=== DIRECTIONS FOR THIS TASK ===
Please quote only the lines that start at the one with "Parse this screenshot: output" and go on to the last line of the data, both ends kept.

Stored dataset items

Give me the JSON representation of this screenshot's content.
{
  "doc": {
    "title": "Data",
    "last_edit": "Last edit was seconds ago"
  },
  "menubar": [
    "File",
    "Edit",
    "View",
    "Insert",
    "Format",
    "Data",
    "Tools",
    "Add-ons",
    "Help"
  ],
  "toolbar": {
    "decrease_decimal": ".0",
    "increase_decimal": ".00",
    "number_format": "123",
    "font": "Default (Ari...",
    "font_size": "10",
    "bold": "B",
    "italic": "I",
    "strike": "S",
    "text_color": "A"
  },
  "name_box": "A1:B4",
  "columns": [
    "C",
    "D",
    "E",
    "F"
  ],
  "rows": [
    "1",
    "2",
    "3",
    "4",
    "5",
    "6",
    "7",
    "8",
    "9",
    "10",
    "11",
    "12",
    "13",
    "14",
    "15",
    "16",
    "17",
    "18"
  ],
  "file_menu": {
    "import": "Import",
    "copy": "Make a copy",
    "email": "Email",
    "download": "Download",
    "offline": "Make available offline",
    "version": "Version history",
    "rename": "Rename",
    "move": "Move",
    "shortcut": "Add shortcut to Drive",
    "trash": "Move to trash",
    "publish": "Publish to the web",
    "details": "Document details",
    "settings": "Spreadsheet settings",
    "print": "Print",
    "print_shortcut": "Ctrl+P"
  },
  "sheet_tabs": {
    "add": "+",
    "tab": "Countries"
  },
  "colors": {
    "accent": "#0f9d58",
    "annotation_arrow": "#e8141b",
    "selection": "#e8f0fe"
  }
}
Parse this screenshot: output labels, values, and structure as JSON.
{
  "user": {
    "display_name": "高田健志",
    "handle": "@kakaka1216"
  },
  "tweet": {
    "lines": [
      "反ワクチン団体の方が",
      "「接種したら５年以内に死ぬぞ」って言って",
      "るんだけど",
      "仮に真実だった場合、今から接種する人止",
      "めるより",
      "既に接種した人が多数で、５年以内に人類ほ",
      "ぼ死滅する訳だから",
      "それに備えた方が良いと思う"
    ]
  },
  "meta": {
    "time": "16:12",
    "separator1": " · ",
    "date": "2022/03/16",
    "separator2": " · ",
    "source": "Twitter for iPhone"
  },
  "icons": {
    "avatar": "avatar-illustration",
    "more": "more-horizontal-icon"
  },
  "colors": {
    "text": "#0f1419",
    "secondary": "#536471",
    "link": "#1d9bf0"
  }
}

=== SOLVED EXERCISE ===
Parse this screenshot: output labels, values, and structure as JSON.
{
  "user": {
    "display_name": "高田健志",
    "handle": "@kakaka1216"
  },
  "tweet": {
    "lines": [
      "反ワクチン団体の方が",
      "「接種したら５年以内に死ぬぞ」って言って",
      "るんだけど",
      "仮に真実だった場合、今から接種する人止",
      "めるより",
      "既に接種した人が多数で、５年以内に人類ほ",
      "ぼ死滅する訳だから",
      "それに備えた方が良いと思う"
    ]
  },
  "meta": {
    "time": "16:12",
    "separator1": " · ",
    "date": "2022/03/16",
    "separator2": " · ",
    "source": "Twitter for iPhone"
  },
  "icons": {
    "avatar": "avatar-illustration",
    "more": "more-horizontal-icon"
  },
  "colors": {
    "text": "#0f1419",
    "secondary": "#536471",
    "link": "#1d9bf0"
  }
}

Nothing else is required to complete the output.